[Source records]
• • • • •

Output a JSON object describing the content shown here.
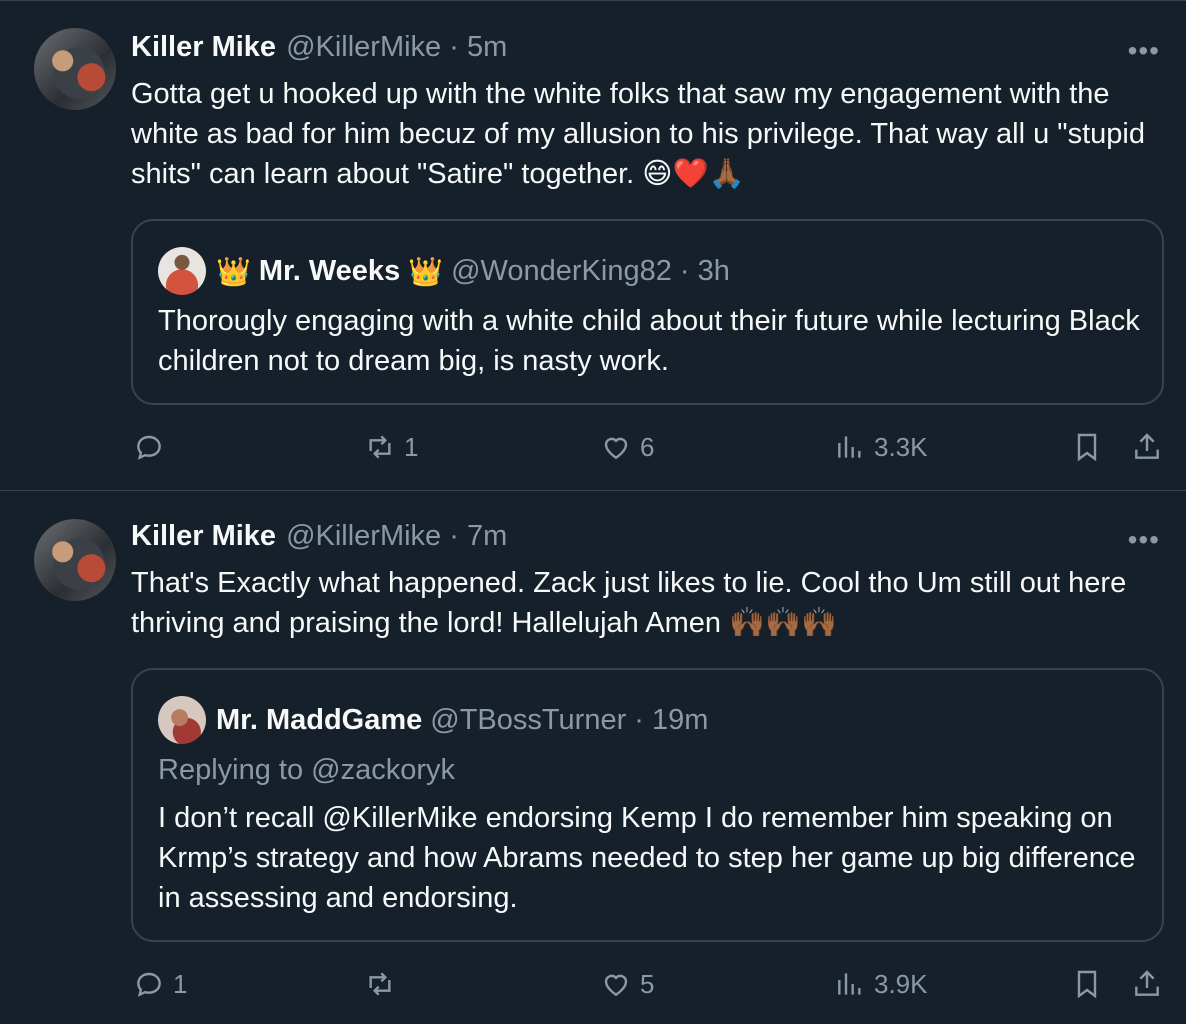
{
  "tweets": [
    {
      "author_name": "Killer Mike",
      "handle_time": "@KillerMike · 5m",
      "text": "Gotta get u hooked up with the white folks that saw my engagement with the white as bad for him becuz of my allusion to his privilege.  That way all u \"stupid shits\" can learn about \"Satire\" together.  😄❤️🙏🏾",
      "quote": {
        "crown": "👑",
        "author_name": "Mr. Weeks",
        "handle_time": "@WonderKing82 · 3h",
        "replying_to": "",
        "text": "Thorougly engaging with a white child about their future while lecturing Black children not to dream big, is nasty work."
      },
      "stats": {
        "replies": "",
        "reposts": "1",
        "likes": "6",
        "views": "3.3K"
      }
    },
    {
      "author_name": "Killer Mike",
      "handle_time": "@KillerMike · 7m",
      "text": "That's Exactly what happened.  Zack just likes to lie.  Cool tho Um still out here thriving and praising the lord! Hallelujah Amen 🙌🏾🙌🏾🙌🏾",
      "quote": {
        "author_name": "Mr. MaddGame",
        "handle_time": "@TBossTurner · 19m",
        "replying_to": "Replying to @zackoryk",
        "text": "I don’t recall @KillerMike endorsing Kemp I do remember him speaking on Krmp’s strategy and how Abrams needed to step her game up big difference in assessing and endorsing."
      },
      "stats": {
        "replies": "1",
        "reposts": "",
        "likes": "5",
        "views": "3.9K"
      }
    }
  ],
  "more_label": "•••",
  "icons": [
    "reply-icon",
    "repost-icon",
    "like-icon",
    "views-icon",
    "bookmark-icon",
    "share-icon",
    "more-icon",
    "crown-icon"
  ],
  "colors": {
    "background": "#15202b",
    "text": "#f7f9f9",
    "secondary": "#8b98a5",
    "border": "#38444d"
  }
}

• • • • •

Each line in the entries above that includes the string "about" should be extracted.

      "text": "Gotta get u hooked up with the white folks that saw my engagement with the white as bad for him becuz of my allusion to his privilege.  That way all u \"stupid shits\" can learn about \"Satire\" together.  😄❤️🙏🏾",
        "text": "Thorougly engaging with a white child about their future while lecturing Black children not to dream big, is nasty work."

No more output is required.